__GOAL__: Emit the entire listing verbatim.

__DATA EXTRACT__:
##########

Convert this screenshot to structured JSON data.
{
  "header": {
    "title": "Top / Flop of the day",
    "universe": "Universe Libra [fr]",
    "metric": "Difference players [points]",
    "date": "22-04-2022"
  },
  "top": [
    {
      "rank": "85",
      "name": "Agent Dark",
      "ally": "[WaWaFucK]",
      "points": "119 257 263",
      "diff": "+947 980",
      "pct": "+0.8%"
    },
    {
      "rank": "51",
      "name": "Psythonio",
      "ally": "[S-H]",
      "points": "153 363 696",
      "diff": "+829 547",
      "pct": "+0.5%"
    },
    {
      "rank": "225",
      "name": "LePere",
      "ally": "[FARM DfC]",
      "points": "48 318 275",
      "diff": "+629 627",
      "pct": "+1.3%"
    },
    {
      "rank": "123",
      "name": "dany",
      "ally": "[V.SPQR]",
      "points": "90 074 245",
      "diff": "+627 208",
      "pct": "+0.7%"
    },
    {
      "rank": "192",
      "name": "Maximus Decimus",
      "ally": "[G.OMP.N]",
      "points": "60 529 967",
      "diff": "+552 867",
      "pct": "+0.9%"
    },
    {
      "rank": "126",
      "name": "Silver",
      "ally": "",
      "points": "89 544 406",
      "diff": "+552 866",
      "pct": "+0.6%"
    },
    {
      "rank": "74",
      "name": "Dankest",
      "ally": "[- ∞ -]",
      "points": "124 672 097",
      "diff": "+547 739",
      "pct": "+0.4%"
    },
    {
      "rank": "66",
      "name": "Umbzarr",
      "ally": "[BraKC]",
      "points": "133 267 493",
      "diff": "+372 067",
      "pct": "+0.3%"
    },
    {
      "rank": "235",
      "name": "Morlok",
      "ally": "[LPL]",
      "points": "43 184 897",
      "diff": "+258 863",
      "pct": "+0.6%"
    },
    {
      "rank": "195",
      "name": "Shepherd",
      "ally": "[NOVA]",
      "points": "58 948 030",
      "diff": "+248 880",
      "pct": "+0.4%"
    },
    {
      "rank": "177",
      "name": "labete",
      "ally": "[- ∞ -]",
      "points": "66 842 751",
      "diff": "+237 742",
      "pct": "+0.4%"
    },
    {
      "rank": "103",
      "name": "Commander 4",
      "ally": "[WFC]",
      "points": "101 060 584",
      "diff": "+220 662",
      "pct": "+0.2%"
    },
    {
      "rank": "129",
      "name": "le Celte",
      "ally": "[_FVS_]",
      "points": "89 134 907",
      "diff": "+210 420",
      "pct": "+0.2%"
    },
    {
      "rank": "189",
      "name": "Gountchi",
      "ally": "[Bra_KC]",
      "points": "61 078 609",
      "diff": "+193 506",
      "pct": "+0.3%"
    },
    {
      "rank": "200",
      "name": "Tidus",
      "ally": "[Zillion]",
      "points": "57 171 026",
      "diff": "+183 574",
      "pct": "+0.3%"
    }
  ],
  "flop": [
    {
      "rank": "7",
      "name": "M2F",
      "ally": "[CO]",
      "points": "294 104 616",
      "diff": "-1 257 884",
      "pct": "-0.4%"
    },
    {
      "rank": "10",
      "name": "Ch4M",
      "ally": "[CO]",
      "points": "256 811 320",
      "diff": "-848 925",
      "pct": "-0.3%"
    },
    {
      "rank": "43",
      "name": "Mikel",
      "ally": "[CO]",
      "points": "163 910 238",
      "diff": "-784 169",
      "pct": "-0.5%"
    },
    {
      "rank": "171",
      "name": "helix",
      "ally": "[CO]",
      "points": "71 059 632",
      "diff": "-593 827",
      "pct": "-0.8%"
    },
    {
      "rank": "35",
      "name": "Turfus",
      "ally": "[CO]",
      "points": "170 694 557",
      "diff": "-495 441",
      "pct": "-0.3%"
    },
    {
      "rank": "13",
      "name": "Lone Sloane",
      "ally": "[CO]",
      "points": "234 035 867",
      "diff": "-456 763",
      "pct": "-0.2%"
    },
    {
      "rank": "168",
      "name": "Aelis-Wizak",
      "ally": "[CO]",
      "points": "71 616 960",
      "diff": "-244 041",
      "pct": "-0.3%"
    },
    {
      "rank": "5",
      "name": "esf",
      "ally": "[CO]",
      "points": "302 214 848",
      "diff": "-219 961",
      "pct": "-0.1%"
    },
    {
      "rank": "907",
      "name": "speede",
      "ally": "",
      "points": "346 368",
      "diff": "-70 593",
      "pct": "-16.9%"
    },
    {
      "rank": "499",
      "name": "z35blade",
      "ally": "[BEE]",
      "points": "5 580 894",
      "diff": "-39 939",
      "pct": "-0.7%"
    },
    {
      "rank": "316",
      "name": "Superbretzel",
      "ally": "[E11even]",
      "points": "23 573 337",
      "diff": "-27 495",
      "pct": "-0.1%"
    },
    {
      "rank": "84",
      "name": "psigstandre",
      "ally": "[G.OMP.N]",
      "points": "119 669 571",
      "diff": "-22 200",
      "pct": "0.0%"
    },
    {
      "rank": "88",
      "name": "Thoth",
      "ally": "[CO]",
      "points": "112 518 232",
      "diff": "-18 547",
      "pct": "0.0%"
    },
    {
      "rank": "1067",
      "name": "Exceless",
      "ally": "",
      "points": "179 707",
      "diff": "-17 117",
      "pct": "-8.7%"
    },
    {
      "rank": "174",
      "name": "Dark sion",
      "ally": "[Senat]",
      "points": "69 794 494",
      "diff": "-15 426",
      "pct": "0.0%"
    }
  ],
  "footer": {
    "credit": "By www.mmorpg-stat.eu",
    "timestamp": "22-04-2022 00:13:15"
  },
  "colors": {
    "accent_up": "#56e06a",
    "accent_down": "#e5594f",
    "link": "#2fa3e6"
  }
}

##########

__EXERCISE RESULT__:
Convert this screenshot to structured JSON data.
{
  "header": {
    "title": "Top / Flop of the day",
    "universe": "Universe Libra [fr]",
    "metric": "Difference players [points]",
    "date": "22-04-2022"
  },
  "top": [
    {
      "rank": "85",
      "name": "Agent Dark",
      "ally": "[WaWaFucK]",
      "points": "119 257 263",
      "diff": "+947 980",
      "pct": "+0.8%"
    },
    {
      "rank": "51",
      "name": "Psythonio",
      "ally": "[S-H]",
      "points": "153 363 696",
      "diff": "+829 547",
      "pct": "+0.5%"
    },
    {
      "rank": "225",
      "name": "LePere",
      "ally": "[FARM DfC]",
      "points": "48 318 275",
      "diff": "+629 627",
      "pct": "+1.3%"
    },
    {
      "rank": "123",
      "name": "dany",
      "ally": "[V.SPQR]",
      "points": "90 074 245",
      "diff": "+627 208",
      "pct": "+0.7%"
    },
    {
      "rank": "192",
      "name": "Maximus Decimus",
      "ally": "[G.OMP.N]",
      "points": "60 529 967",
      "diff": "+552 867",
      "pct": "+0.9%"
    },
    {
      "rank": "126",
      "name": "Silver",
      "ally": "",
      "points": "89 544 406",
      "diff": "+552 866",
      "pct": "+0.6%"
    },
    {
      "rank": "74",
      "name": "Dankest",
      "ally": "[- ∞ -]",
      "points": "124 672 097",
      "diff": "+547 739",
      "pct": "+0.4%"
    },
    {
      "rank": "66",
      "name": "Umbzarr",
      "ally": "[BraKC]",
      "points": "133 267 493",
      "diff": "+372 067",
      "pct": "+0.3%"
    },
    {
      "rank": "235",
      "name": "Morlok",
      "ally": "[LPL]",
      "points": "43 184 897",
      "diff": "+258 863",
      "pct": "+0.6%"
    },
    {
      "rank": "195",
      "name": "Shepherd",
      "ally": "[NOVA]",
      "points": "58 948 030",
      "diff": "+248 880",
      "pct": "+0.4%"
    },
    {
      "rank": "177",
      "name": "labete",
      "ally": "[- ∞ -]",
      "points": "66 842 751",
      "diff": "+237 742",
      "pct": "+0.4%"
    },
    {
      "rank": "103",
      "name": "Commander 4",
      "ally": "[WFC]",
      "points": "101 060 584",
      "diff": "+220 662",
      "pct": "+0.2%"
    },
    {
      "rank": "129",
      "name": "le Celte",
      "ally": "[_FVS_]",
      "points": "89 134 907",
      "diff": "+210 420",
      "pct": "+0.2%"
    },
    {
      "rank": "189",
      "name": "Gountchi",
      "ally": "[Bra_KC]",
      "points": "61 078 609",
      "diff": "+193 506",
      "pct": "+0.3%"
    },
    {
      "rank": "200",
      "name": "Tidus",
      "ally": "[Zillion]",
      "points": "57 171 026",
      "diff": "+183 574",
      "pct": "+0.3%"
    }
  ],
  "flop": [
    {
      "rank": "7",
      "name": "M2F",
      "ally": "[CO]",
      "points": "294 104 616",
      "diff": "-1 257 884",
      "pct": "-0.4%"
    },
    {
      "rank": "10",
      "name": "Ch4M",
      "ally": "[CO]",
      "points": "256 811 320",
      "diff": "-848 925",
      "pct": "-0.3%"
    },
    {
      "rank": "43",
      "name": "Mikel",
      "ally": "[CO]",
      "points": "163 910 238",
      "diff": "-784 169",
      "pct": "-0.5%"
    },
    {
      "rank": "171",
      "name": "helix",
      "ally": "[CO]",
      "points": "71 059 632",
      "diff": "-593 827",
      "pct": "-0.8%"
    },
    {
      "rank": "35",
      "name": "Turfus",
      "ally": "[CO]",
      "points": "170 694 557",
      "diff": "-495 441",
      "pct": "-0.3%"
    },
    {
      "rank": "13",
      "name": "Lone Sloane",
      "ally": "[CO]",
      "points": "234 035 867",
      "diff": "-456 763",
      "pct": "-0.2%"
    },
    {
      "rank": "168",
      "name": "Aelis-Wizak",
      "ally": "[CO]",
      "points": "71 616 960",
      "diff": "-244 041",
      "pct": "-0.3%"
    },
    {
      "rank": "5",
      "name": "esf",
      "ally": "[CO]",
      "points": "302 214 848",
      "diff": "-219 961",
      "pct": "-0.1%"
    },
    {
      "rank": "907",
      "name": "speede",
      "ally": "",
      "points": "346 368",
      "diff": "-70 593",
      "pct": "-16.9%"
    },
    {
      "rank": "499",
      "name": "z35blade",
      "ally": "[BEE]",
      "points": "5 580 894",
      "diff": "-39 939",
      "pct": "-0.7%"
    },
    {
      "rank": "316",
      "name": "Superbretzel",
      "ally": "[E11even]",
      "points": "23 573 337",
      "diff": "-27 495",
      "pct": "-0.1%"
    },
    {
      "rank": "84",
      "name": "psigstandre",
      "ally": "[G.OMP.N]",
      "points": "119 669 571",
      "diff": "-22 200",
      "pct": "0.0%"
    },
    {
      "rank": "88",
      "name": "Thoth",
      "ally": "[CO]",
      "points": "112 518 232",
      "diff": "-18 547",
      "pct": "0.0%"
    },
    {
      "rank": "1067",
      "name": "Exceless",
      "ally": "",
      "points": "179 707",
      "diff": "-17 117",
      "pct": "-8.7%"
    },
    {
      "rank": "174",
      "name": "Dark sion",
      "ally": "[Senat]",
      "points": "69 794 494",
      "diff": "-15 426",
      "pct": "0.0%"
    }
  ],
  "footer": {
    "credit": "By www.mmorpg-stat.eu",
    "timestamp": "22-04-2022 00:13:15"
  },
  "colors": {
    "accent_up": "#56e06a",
    "accent_down": "#e5594f",
    "link": "#2fa3e6"
  }
}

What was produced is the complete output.